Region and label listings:
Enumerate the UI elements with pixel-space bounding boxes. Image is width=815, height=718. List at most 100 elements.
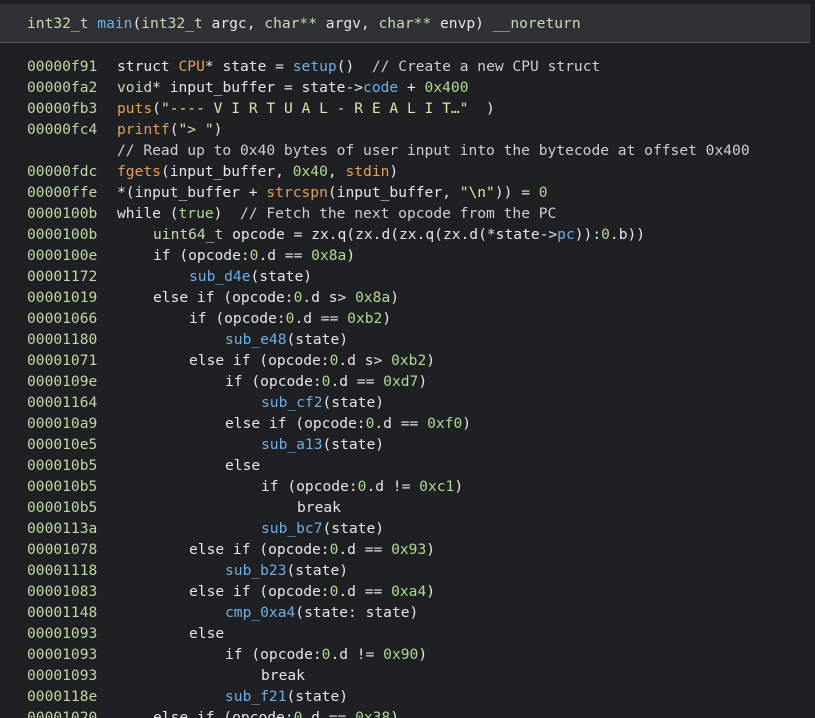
code-line[interactable]: 00001066 if (opcode:0.d == 0xb2): [0, 308, 815, 329]
function-call[interactable]: sub_b23: [225, 562, 287, 579]
line-address[interactable]: 00001078: [0, 539, 117, 560]
code-line[interactable]: 00001093 break: [0, 665, 815, 686]
function-call[interactable]: main: [97, 15, 132, 32]
code-line[interactable]: 00001180 sub_e48(state): [0, 329, 815, 350]
line-address[interactable]: 00001019: [0, 287, 117, 308]
code-line[interactable]: 00001078 else if (opcode:0.d == 0x93): [0, 539, 815, 560]
code-text: .d s>: [302, 289, 356, 306]
code-line[interactable]: 00001020 else if (opcode:0.d == 0x38): [0, 707, 815, 718]
function-call[interactable]: cmp_0xa4: [225, 604, 295, 621]
line-address[interactable]: 00001118: [0, 560, 117, 581]
code-line[interactable]: 000010b5 if (opcode:0.d != 0xc1): [0, 476, 815, 497]
code-line[interactable]: 00001172 sub_d4e(state): [0, 266, 815, 287]
line-address[interactable]: 0000100b: [0, 224, 117, 245]
code-text: ): [389, 163, 399, 180]
function-call[interactable]: sub_a13: [261, 436, 323, 453]
code-line[interactable]: 000010b5 else: [0, 455, 815, 476]
code-line[interactable]: 0000109e if (opcode:0.d == 0xd7): [0, 371, 815, 392]
literal-token: 0x400: [424, 79, 469, 96]
line-address[interactable]: 00000fdc: [0, 161, 117, 182]
code-line[interactable]: 00001071 else if (opcode:0.d s> 0xb2): [0, 350, 815, 371]
line-source: if (opcode:0.d != 0xc1): [117, 476, 463, 497]
line-address[interactable]: 00001180: [0, 329, 117, 350]
function-signature-header[interactable]: int32_t main(int32_t argc, char** argv, …: [0, 4, 810, 43]
line-address[interactable]: 00000ffe: [0, 182, 117, 203]
line-source: sub_e48(state): [117, 329, 348, 350]
function-call[interactable]: sub_bc7: [261, 520, 323, 537]
code-line[interactable]: 0000100b uint64_t opcode = zx.q(zx.d(zx.q…: [0, 224, 815, 245]
code-line[interactable]: 000010e5 sub_a13(state): [0, 434, 815, 455]
code-line[interactable]: 000010a9 else if (opcode:0.d == 0xf0): [0, 413, 815, 434]
code-line[interactable]: 00000fc4 printf("> "): [0, 119, 815, 140]
line-address[interactable]: 00000fa2: [0, 77, 117, 98]
symbol-token[interactable]: fgets: [117, 163, 161, 180]
code-line[interactable]: 00001019 else if (opcode:0.d s> 0x8a): [0, 287, 815, 308]
symbol-token[interactable]: printf: [117, 121, 170, 138]
code-text: .b)): [609, 226, 646, 243]
line-address[interactable]: 00001164: [0, 392, 117, 413]
function-call[interactable]: setup: [293, 58, 337, 75]
line-address[interactable]: 000010a9: [0, 413, 117, 434]
line-address[interactable]: [0, 140, 117, 161]
line-source: sub_bc7(state): [117, 518, 384, 539]
line-address[interactable]: 000010b5: [0, 455, 117, 476]
code-line[interactable]: 00001093 else: [0, 623, 815, 644]
code-line[interactable]: 00000ffe *(input_buffer + strcspn(input_b…: [0, 182, 815, 203]
code-line[interactable]: 00000f91 struct CPU* state = setup() // C…: [0, 56, 815, 77]
line-address[interactable]: 00000fb3: [0, 98, 117, 119]
function-call[interactable]: sub_d4e: [189, 268, 251, 285]
field-token[interactable]: pc: [557, 226, 575, 243]
field-token[interactable]: code: [363, 79, 398, 96]
line-source: cmp_0xa4(state: state): [117, 602, 418, 623]
code-line[interactable]: 00001083 else if (opcode:0.d == 0xa4): [0, 581, 815, 602]
code-line[interactable]: 00001093 if (opcode:0.d != 0x90): [0, 644, 815, 665]
line-address[interactable]: 00001093: [0, 623, 117, 644]
line-address[interactable]: 0000118e: [0, 686, 117, 707]
code-line[interactable]: 0000113a sub_bc7(state): [0, 518, 815, 539]
keyword-token: break: [297, 499, 341, 516]
code-line[interactable]: // Read up to 0x40 bytes of user input i…: [0, 140, 815, 161]
line-address[interactable]: 0000100b: [0, 203, 117, 224]
code-text: ): [454, 478, 464, 495]
code-text: (opcode:: [250, 352, 330, 369]
line-address[interactable]: 00001071: [0, 350, 117, 371]
line-address[interactable]: 00001172: [0, 266, 117, 287]
symbol-token[interactable]: stdin: [345, 163, 389, 180]
function-call[interactable]: sub_cf2: [261, 394, 323, 411]
code-text: ): [468, 100, 495, 117]
function-call[interactable]: sub_f21: [225, 688, 287, 705]
code-line[interactable]: 0000100b while (true) // Fetch the next o…: [0, 203, 815, 224]
code-line[interactable]: 00000fb3 puts("---- V I R T U A L - R E A…: [0, 98, 815, 119]
code-text: * input_buffer = state->: [152, 79, 364, 96]
code-line[interactable]: 0000100e if (opcode:0.d == 0x8a): [0, 245, 815, 266]
symbol-token[interactable]: CPU: [179, 58, 205, 75]
line-address[interactable]: 00001083: [0, 581, 117, 602]
line-address[interactable]: 00000f91: [0, 56, 117, 77]
line-address[interactable]: 000010b5: [0, 476, 117, 497]
function-call[interactable]: sub_e48: [225, 331, 287, 348]
code-line[interactable]: 00001118 sub_b23(state): [0, 560, 815, 581]
symbol-token[interactable]: strcspn: [266, 184, 328, 201]
line-address[interactable]: 0000109e: [0, 371, 117, 392]
line-address[interactable]: 000010e5: [0, 434, 117, 455]
symbol-token[interactable]: puts: [117, 100, 152, 117]
code-line[interactable]: 00001164 sub_cf2(state): [0, 392, 815, 413]
line-address[interactable]: 000010b5: [0, 497, 117, 518]
code-text: (state): [286, 331, 349, 348]
code-line[interactable]: 00001148 cmp_0xa4(state: state): [0, 602, 815, 623]
line-address[interactable]: 00001020: [0, 707, 117, 718]
line-address[interactable]: 00001148: [0, 602, 117, 623]
line-address[interactable]: 0000113a: [0, 518, 117, 539]
line-address[interactable]: 0000100e: [0, 245, 117, 266]
code-text: ): [213, 121, 223, 138]
line-address[interactable]: 00001066: [0, 308, 117, 329]
line-address[interactable]: 00001093: [0, 644, 117, 665]
line-source: else if (opcode:0.d == 0xf0): [117, 413, 471, 434]
code-line[interactable]: 0000118e sub_f21(state): [0, 686, 815, 707]
line-address[interactable]: 00000fc4: [0, 119, 117, 140]
code-line[interactable]: 000010b5 break: [0, 497, 815, 518]
code-line[interactable]: 00000fa2 void* input_buffer = state->code…: [0, 77, 815, 98]
line-address[interactable]: 00001093: [0, 665, 117, 686]
code-line[interactable]: 00000fdc fgets(input_buffer, 0x40, stdin): [0, 161, 815, 182]
code-text: ): [382, 310, 392, 327]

EXERCISE PROMPT >>
Print the lines starting at the one containing "code-line[interactable]: 00001066 if" and ending at the one containing "function-call[interactable]: sub_a13: [261, 436, 323, 453]", both included.

EXERCISE SOLUTION >>
code-line[interactable]: 00001066 if (opcode:0.d == 0xb2): [0, 308, 815, 329]
function-call[interactable]: sub_b23: [225, 562, 287, 579]
line-address[interactable]: 00001078: [0, 539, 117, 560]
code-line[interactable]: 00001093 break: [0, 665, 815, 686]
function-call[interactable]: main: [97, 15, 132, 32]
code-line[interactable]: 00001180 sub_e48(state): [0, 329, 815, 350]
line-address[interactable]: 00001019: [0, 287, 117, 308]
code-line[interactable]: 00001078 else if (opcode:0.d == 0x93): [0, 539, 815, 560]
code-text: .d s>: [302, 289, 356, 306]
code-line[interactable]: 00001020 else if (opcode:0.d == 0x38): [0, 707, 815, 718]
function-call[interactable]: cmp_0xa4: [225, 604, 295, 621]
line-address[interactable]: 00001118: [0, 560, 117, 581]
code-line[interactable]: 000010b5 if (opcode:0.d != 0xc1): [0, 476, 815, 497]
code-line[interactable]: 00001172 sub_d4e(state): [0, 266, 815, 287]
line-address[interactable]: 0000100b: [0, 224, 117, 245]
code-text: ): [389, 163, 399, 180]
function-call[interactable]: sub_a13: [261, 436, 323, 453]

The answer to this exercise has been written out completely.